Records from a data source
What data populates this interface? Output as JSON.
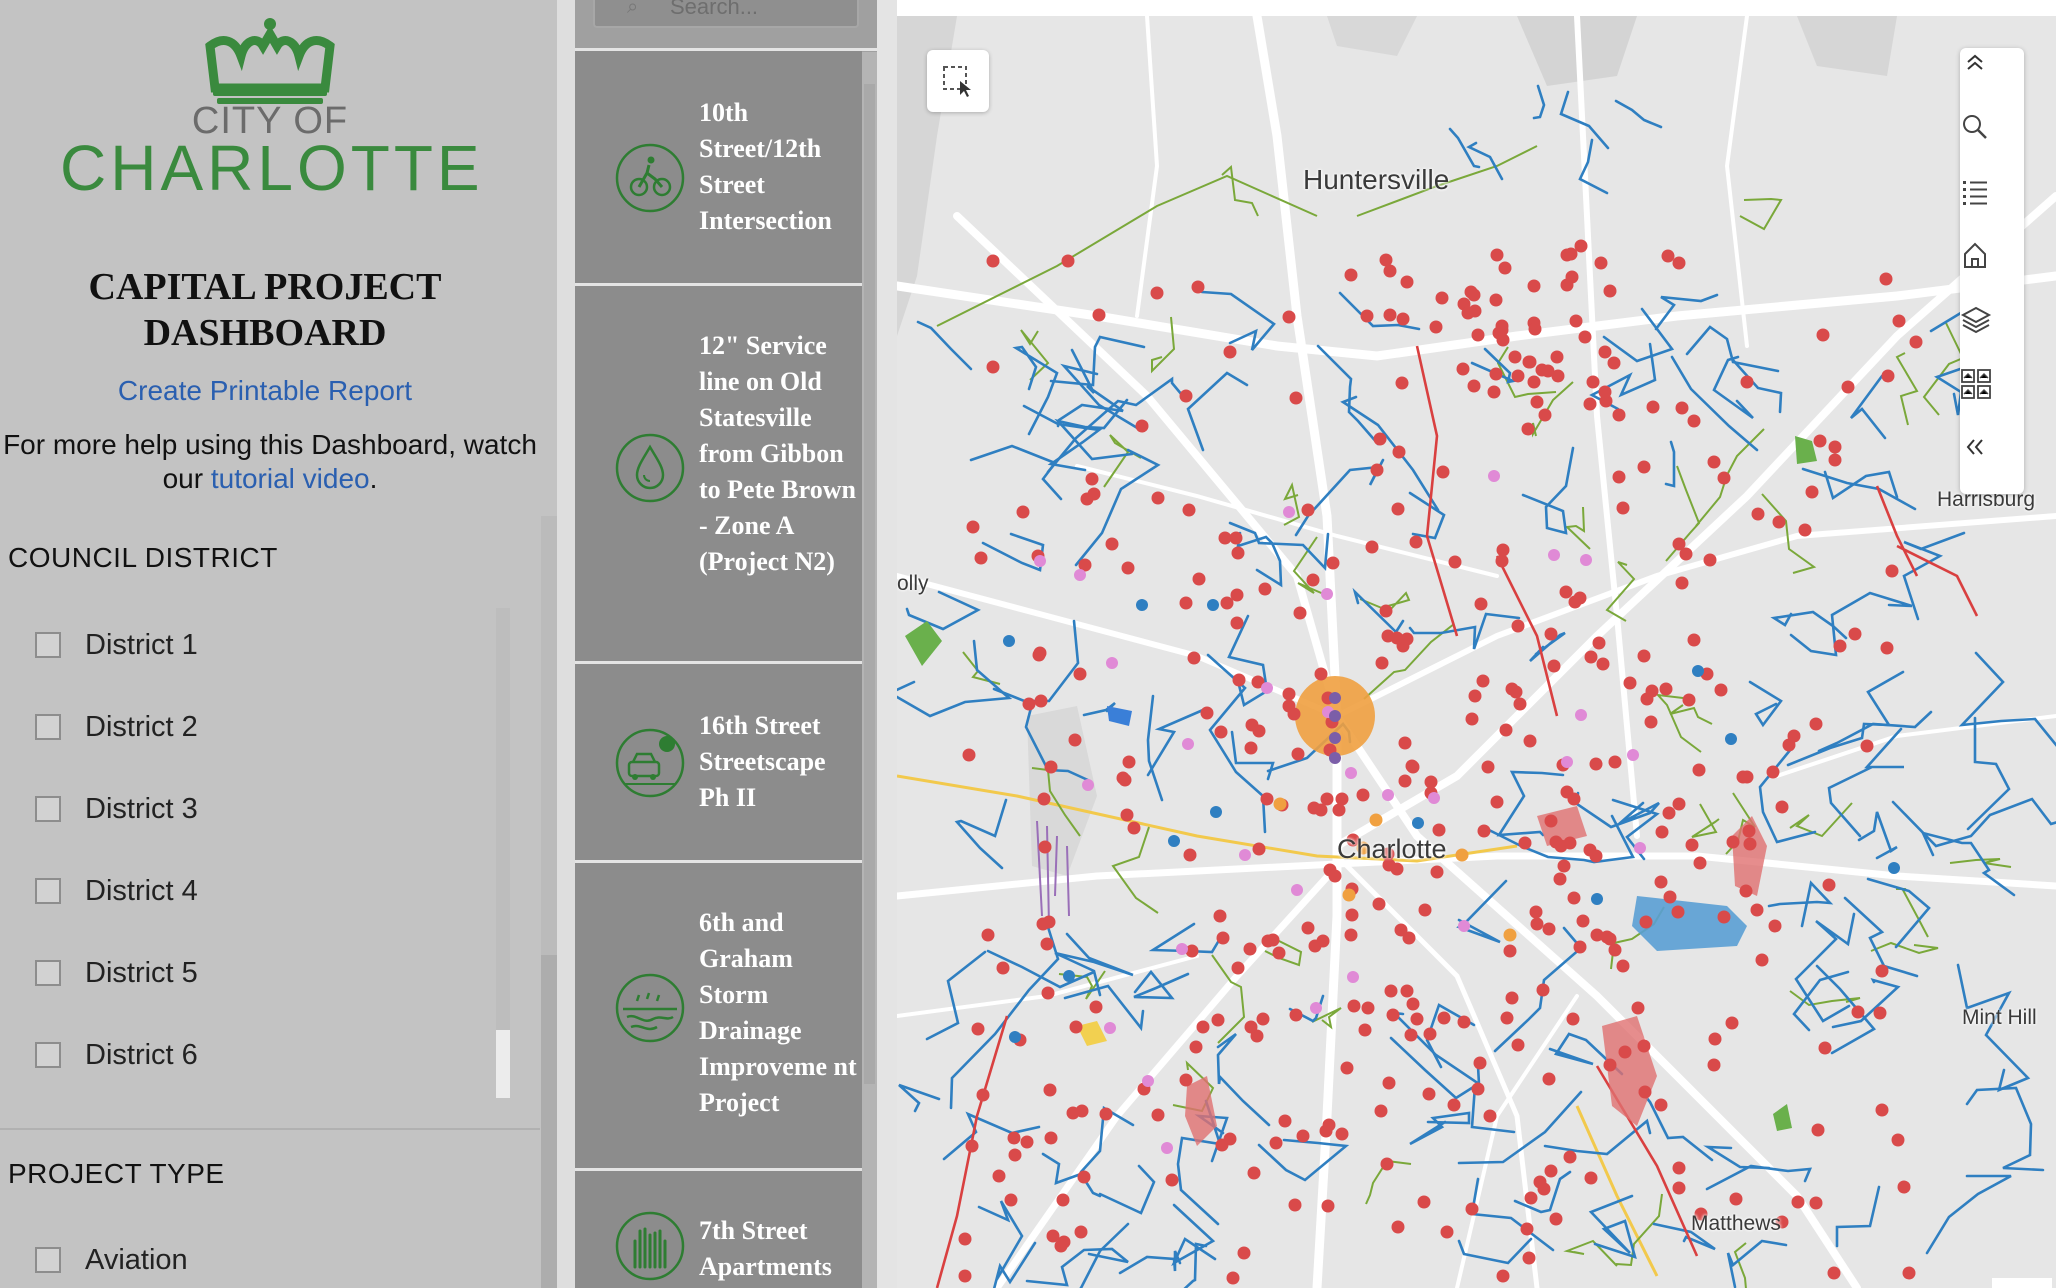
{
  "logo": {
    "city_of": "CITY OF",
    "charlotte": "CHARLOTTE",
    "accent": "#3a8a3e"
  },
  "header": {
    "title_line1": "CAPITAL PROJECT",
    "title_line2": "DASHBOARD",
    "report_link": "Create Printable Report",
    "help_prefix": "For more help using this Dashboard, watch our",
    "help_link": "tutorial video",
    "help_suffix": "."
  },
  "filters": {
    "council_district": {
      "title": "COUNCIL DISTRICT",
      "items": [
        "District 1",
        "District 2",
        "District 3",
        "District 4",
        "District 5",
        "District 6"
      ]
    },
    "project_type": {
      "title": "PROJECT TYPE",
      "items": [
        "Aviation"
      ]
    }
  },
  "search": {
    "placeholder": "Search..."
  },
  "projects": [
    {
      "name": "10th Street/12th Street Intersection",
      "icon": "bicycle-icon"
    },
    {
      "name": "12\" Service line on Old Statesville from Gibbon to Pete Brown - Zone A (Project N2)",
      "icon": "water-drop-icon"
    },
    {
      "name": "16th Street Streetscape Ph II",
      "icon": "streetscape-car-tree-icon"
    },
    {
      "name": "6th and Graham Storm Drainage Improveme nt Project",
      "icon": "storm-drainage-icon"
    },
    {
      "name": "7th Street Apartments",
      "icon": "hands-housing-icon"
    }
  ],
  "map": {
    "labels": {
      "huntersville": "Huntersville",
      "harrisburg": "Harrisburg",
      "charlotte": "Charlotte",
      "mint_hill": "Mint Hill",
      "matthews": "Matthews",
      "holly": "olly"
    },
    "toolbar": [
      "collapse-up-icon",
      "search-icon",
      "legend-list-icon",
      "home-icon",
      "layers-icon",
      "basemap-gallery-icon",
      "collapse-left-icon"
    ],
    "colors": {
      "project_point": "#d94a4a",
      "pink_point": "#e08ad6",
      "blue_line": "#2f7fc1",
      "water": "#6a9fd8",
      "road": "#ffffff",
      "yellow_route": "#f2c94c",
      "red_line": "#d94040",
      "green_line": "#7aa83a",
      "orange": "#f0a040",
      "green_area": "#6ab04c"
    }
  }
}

...

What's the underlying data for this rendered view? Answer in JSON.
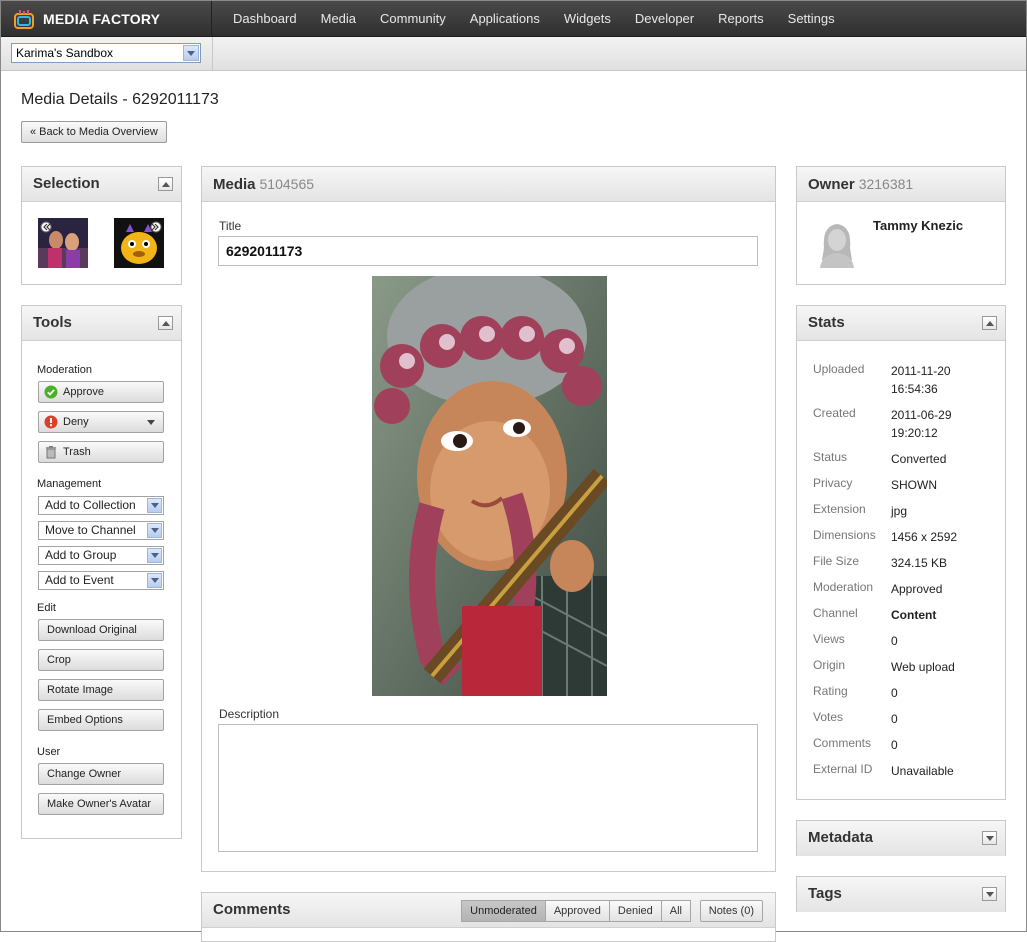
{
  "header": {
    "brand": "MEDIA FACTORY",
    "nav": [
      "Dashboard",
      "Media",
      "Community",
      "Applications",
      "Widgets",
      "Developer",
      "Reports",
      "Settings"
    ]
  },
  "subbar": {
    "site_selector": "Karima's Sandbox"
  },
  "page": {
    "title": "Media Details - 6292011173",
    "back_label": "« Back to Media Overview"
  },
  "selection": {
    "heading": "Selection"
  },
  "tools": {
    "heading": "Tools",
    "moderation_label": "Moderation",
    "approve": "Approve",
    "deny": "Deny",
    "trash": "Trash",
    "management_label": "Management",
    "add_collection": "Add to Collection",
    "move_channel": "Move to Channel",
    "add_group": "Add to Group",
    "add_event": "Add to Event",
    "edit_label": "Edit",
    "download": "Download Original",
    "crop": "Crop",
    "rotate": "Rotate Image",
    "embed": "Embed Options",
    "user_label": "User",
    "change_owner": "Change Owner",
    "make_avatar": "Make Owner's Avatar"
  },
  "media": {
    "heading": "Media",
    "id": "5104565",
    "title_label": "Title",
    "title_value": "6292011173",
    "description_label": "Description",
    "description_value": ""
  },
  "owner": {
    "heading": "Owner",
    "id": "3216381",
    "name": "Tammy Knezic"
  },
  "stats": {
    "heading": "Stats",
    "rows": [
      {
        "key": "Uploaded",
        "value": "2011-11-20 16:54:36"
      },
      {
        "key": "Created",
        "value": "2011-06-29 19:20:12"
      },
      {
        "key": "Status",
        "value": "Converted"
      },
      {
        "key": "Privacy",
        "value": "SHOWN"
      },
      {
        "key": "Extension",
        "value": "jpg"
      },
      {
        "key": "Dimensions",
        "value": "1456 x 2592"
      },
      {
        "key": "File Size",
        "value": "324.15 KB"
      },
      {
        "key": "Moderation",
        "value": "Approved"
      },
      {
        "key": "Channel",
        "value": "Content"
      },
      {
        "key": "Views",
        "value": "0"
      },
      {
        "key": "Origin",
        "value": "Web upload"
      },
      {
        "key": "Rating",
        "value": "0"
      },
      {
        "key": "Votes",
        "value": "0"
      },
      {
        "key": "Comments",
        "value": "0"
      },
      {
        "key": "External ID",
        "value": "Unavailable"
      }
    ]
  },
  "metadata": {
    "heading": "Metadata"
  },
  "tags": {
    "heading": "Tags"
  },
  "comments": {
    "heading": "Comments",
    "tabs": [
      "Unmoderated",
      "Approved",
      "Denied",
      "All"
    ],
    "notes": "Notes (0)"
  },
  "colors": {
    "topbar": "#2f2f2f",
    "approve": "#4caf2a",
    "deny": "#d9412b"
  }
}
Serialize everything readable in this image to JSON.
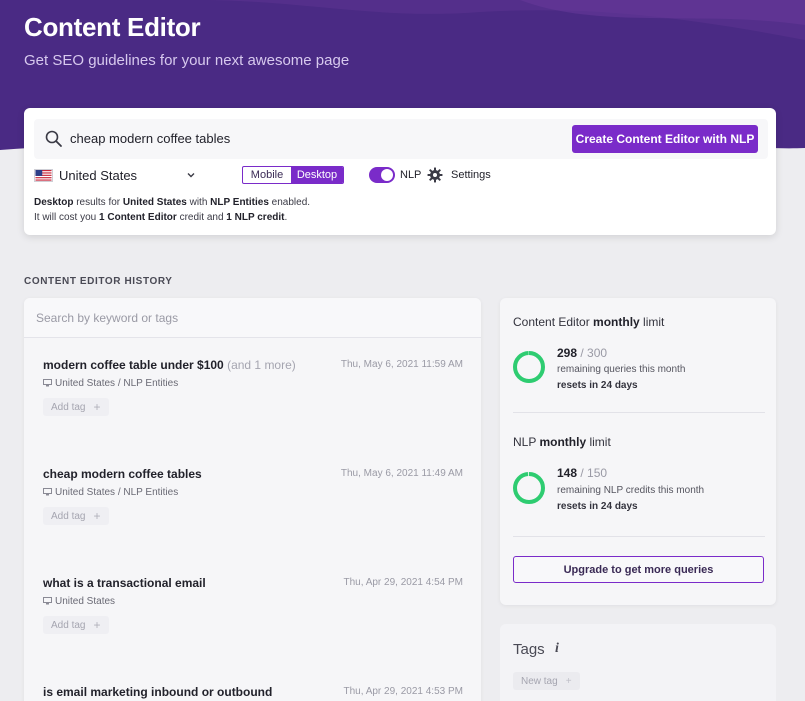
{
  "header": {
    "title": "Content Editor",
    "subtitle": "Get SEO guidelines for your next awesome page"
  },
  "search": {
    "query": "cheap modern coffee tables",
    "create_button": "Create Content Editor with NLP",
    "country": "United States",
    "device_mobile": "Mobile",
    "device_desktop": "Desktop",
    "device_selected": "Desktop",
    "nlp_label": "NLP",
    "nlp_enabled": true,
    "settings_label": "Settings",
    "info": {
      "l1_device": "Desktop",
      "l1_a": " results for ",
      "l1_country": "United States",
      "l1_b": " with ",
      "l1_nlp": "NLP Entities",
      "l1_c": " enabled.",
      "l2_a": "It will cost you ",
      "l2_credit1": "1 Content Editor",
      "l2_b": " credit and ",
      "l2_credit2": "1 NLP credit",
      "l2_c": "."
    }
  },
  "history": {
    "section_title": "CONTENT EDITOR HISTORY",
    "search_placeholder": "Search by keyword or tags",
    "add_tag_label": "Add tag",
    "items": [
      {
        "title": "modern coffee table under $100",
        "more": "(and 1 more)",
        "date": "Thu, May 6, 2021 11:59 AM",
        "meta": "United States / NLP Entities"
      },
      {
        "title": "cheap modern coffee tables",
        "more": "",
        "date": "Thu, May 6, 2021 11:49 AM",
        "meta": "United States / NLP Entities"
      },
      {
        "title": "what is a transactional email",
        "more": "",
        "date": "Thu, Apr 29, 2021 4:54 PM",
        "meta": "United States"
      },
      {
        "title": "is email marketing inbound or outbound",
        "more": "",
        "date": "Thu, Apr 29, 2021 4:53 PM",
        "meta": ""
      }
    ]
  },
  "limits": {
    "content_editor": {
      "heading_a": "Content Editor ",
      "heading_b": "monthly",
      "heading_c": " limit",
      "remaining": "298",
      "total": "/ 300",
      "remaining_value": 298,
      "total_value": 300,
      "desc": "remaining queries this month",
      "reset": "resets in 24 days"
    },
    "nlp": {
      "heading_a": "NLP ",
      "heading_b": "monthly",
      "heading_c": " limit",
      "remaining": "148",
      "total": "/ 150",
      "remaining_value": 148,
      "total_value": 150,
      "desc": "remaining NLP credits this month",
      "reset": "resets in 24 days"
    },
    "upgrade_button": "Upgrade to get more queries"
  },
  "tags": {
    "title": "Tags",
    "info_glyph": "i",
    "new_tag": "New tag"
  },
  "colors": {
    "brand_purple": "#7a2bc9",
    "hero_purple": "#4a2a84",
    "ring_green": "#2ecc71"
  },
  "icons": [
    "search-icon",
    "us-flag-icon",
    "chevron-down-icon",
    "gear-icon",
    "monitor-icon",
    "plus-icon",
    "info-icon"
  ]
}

---

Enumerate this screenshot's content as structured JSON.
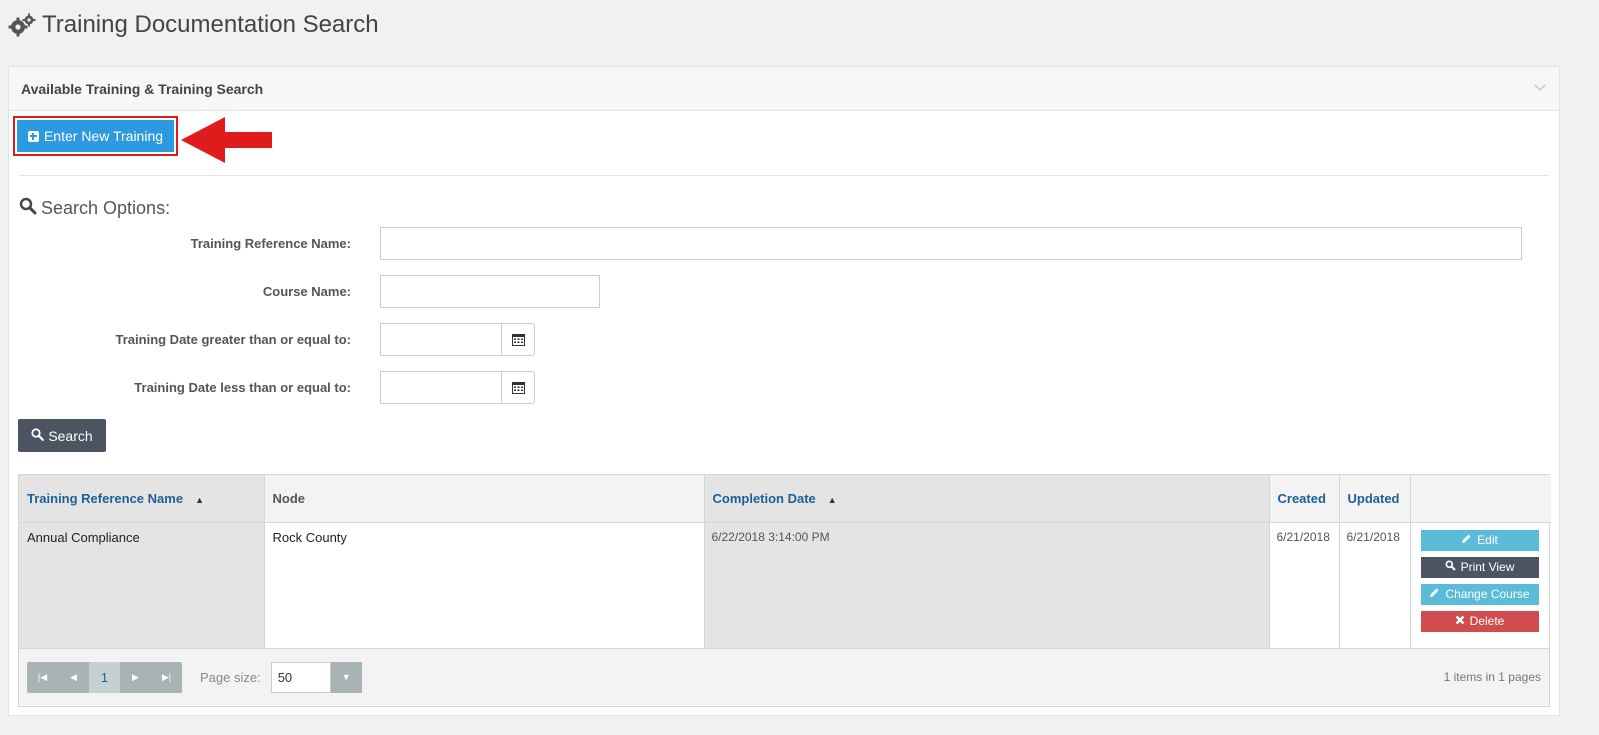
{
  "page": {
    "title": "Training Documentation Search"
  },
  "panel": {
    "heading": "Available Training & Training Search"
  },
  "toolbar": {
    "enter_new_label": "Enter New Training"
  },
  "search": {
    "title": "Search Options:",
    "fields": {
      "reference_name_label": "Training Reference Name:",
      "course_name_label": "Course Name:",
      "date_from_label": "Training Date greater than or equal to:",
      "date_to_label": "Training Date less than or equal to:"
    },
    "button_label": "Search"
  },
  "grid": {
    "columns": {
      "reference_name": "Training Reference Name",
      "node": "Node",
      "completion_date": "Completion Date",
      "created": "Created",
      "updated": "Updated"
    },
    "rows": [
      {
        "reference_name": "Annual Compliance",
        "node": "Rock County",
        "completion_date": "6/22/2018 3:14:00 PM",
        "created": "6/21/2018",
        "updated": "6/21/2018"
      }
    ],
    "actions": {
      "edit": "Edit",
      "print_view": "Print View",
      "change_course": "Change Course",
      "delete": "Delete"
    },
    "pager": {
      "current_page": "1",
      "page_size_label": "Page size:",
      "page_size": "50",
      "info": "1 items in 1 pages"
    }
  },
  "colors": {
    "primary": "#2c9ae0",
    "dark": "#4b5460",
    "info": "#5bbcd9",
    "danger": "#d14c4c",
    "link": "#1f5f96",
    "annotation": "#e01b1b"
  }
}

What to work on
Pick out the lines containing the word "Desktop" and show them.

Task solution
    "device_desktop": "Desktop",
    "device_selected": "Desktop",
      "l1_device": "Desktop",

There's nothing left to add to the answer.